_To be done_
For the data below, work out how many lines contain the word "Södertälje" and supply only that number.

Figure collection entries
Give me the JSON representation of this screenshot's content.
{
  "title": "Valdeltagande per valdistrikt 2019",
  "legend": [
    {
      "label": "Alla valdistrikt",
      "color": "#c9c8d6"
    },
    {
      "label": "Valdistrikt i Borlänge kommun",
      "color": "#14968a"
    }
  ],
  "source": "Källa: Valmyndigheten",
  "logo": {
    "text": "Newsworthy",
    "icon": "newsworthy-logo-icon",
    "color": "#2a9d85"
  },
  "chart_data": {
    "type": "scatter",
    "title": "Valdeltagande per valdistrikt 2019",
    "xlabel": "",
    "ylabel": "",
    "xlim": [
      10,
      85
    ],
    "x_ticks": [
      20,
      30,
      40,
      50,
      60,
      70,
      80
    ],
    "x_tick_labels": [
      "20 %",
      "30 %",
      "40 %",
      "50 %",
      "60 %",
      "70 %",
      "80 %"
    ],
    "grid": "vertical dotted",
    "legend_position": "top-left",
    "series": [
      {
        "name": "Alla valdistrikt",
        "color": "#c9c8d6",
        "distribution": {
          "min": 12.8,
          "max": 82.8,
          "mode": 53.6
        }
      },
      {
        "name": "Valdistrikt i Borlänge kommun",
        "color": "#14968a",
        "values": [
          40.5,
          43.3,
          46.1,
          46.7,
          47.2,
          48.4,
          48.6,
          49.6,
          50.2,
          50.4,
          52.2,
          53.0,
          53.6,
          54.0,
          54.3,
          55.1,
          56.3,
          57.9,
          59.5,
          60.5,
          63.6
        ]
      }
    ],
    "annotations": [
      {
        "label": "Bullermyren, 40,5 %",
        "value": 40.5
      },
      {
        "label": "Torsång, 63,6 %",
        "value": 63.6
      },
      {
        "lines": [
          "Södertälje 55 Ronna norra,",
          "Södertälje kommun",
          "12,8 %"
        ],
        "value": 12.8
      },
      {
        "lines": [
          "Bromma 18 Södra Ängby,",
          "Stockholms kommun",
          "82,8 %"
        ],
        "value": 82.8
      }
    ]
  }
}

_Task output_
2